=====================
The Fiona User Manual
=====================

:Author: Sean Gillies, <sean.gillies@gmail.com>
:Revision: 1.0
:Date: 18 February 2012
:Copyright: 
  This work is licensed under a `Creative Commons Attribution 3.0
  United States License`__.

.. __: http://creativecommons.org/licenses/by/3.0/us/

:Abstract:
  Fiona is OGR's neater API. This document explains how to use the Fiona
  package for reading and writing geospatial data files.

.. sectnum::

.. _intro:

Introduction
============

The data in geographic information systems (GIS) is roughly divided into
:dfn:`rasters` representing continuous scalar fields (land surface temperature or
elevation, for example) and :dfn:`vectors` representing discrete entities like
roads and administrative boundaries. Concerned exclusively with the latter,
Fiona is a Python wrapper for vector data access functions from the `OGR
<http://www.gdal.org/ogr/>`_ library.  A very simple wrapper for minimalists.
It reads data records from files as GeoJSON-like mappings and writes the same
kind of mappings as records back to files. That's it. There are no layers, no
cursors, no geometric operations, no transformations between coordinate
systems, no remote method calls; all these concerns are left to other Python
packages such as :py:mod:`Shapely <https://github.com/Toblerity/Shapely>` and
:py:mod:`pyproj <http://code.google.com/p/pyproj/>` and Python language
protocols. Why? To eliminate unnecessary complication. Fiona is simple to
understand and use, with no gotchas.

#### YOUR GOAL:
Pick up the Fiona user manual where it stops and write its next part. The entries that follow come from a separate source and are unrelated to the Fiona manual.

#### RECORDS SHOWN:
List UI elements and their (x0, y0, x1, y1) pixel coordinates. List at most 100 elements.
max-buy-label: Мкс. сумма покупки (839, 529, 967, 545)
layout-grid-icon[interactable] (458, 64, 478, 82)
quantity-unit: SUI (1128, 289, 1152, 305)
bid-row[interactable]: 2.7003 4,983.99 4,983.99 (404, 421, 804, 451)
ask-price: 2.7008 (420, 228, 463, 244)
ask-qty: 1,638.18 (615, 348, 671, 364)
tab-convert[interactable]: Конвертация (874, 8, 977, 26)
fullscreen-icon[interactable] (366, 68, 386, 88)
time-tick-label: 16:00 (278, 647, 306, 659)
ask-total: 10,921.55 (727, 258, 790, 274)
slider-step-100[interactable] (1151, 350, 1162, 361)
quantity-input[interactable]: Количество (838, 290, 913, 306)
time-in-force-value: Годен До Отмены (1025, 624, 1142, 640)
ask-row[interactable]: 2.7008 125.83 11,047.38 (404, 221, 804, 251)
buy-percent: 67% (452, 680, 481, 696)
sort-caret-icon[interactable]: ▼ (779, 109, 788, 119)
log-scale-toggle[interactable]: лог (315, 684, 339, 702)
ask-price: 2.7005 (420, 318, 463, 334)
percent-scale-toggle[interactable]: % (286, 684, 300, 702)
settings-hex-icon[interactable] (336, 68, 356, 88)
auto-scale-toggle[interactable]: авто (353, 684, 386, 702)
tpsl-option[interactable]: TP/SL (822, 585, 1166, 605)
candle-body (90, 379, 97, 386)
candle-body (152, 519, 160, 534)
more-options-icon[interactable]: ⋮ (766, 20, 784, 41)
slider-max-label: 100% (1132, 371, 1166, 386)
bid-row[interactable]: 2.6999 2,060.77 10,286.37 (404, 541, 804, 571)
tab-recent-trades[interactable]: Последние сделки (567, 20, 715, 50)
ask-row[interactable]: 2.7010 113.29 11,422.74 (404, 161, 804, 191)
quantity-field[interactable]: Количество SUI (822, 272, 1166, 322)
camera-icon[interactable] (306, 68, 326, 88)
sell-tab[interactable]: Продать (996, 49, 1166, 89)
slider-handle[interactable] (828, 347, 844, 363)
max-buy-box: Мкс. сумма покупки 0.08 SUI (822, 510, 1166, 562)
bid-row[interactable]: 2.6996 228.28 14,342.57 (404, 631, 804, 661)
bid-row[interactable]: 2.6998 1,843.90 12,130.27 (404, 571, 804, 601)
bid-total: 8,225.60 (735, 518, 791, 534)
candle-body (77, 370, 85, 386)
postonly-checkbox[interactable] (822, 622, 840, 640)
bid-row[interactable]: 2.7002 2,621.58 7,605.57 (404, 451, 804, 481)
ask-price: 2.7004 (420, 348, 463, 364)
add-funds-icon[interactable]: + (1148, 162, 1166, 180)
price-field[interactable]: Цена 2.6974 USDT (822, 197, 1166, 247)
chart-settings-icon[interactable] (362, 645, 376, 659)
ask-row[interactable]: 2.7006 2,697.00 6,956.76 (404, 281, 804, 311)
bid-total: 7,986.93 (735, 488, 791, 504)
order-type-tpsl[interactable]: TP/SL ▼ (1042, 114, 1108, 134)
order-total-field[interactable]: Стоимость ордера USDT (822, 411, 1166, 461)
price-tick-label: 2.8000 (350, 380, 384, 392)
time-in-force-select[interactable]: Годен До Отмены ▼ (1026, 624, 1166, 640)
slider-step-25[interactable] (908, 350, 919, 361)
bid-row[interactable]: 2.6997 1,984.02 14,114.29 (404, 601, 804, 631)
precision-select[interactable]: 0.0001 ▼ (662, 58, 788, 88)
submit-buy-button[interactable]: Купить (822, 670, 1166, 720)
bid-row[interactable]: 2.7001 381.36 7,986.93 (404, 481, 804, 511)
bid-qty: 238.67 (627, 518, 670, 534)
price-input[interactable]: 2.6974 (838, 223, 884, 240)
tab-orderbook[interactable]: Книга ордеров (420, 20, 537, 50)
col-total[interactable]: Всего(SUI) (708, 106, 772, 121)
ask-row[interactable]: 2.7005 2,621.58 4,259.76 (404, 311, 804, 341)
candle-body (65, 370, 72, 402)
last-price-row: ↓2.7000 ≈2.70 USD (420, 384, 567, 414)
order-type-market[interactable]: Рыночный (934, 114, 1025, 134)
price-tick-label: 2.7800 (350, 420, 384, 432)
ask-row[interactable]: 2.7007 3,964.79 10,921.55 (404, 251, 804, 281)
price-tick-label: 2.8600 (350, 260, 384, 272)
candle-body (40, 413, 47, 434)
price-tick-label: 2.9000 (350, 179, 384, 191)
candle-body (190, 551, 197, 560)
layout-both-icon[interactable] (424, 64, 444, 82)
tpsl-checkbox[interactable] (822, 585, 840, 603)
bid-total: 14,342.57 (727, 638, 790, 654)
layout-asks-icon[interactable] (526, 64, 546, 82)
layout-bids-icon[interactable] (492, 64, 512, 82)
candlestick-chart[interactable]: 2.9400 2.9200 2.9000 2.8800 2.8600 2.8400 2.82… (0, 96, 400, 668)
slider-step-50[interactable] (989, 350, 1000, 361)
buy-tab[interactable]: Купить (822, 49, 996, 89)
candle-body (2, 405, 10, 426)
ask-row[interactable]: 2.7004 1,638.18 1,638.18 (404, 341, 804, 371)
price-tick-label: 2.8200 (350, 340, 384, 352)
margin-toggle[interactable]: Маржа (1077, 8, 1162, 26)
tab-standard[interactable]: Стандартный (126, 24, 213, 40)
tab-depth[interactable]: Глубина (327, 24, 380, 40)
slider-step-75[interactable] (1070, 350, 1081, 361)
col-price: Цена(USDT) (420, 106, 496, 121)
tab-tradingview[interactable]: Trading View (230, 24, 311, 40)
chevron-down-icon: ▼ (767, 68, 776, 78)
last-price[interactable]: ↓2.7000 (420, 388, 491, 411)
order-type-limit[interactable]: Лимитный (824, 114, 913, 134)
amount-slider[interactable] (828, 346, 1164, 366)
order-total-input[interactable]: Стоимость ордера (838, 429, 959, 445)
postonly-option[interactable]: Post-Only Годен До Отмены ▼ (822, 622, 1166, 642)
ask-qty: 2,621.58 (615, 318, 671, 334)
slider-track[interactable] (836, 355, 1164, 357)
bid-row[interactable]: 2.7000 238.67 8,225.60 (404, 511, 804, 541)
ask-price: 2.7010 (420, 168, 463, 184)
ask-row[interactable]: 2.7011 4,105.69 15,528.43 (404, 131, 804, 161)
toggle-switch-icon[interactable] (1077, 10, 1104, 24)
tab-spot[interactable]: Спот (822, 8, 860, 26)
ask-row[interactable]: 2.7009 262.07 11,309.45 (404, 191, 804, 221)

#### TASK ANSWER:
Please understand this: Fiona is designed to excel in a certain range of tasks
and is less optimal in others. Fiona trades memory and speed for simplicity and
reliability. Where OGR's Python bindings (for example) use C pointers, Fiona
copies vector data from the data source to Python objects.  These are simpler
and safer to use, but more memory intensive. Fiona's performance is relatively
more slow if you only need access to a single record field – and of course
if you just want to reproject or filter data files, nothing beats the
:command:`ogr2ogr` program – but Fiona's performance is much better than OGR's
Python bindings if you want *all* fields and coordinates of a record. The
copying is a constraint, yes, but it simplifies things.  With Fiona, you don't
have to track references to C objects to avoid crashes, and you can work with
vector data using familiar Python mapping accessors.  Less worry, less time
spent reading API documentation.

Rules of Thumb
--------------

In what cases would you benefit from using Fiona?

* If the features of interest are from or destined for a file in a non-text
  format like ESRI Shapefiles, Mapinfo TAB files, etc.
* If you're more interested in the values of many feature properties than in
  a single property's value.
* If you're more interested in all the coordinate values of a feature's
  geometry than in a single value.
* If your processing system is distributed or not contained to a single
  process.

In what cases would you not benefit from using Fiona?

* If your data is in or destined for a JSON document you should use Python's
  :py:mod:`json` or :py:mod:`simplejson` modules.
* If your data is in a RDBMS like PostGIS, use a Python DB package or ORM like
  :py:mod:`SQLAlchemy` or :py:mod:`GeoAlchemy`. Maybe you're using
  :py:mod:`GeoDjango` in this already. If so, carry on.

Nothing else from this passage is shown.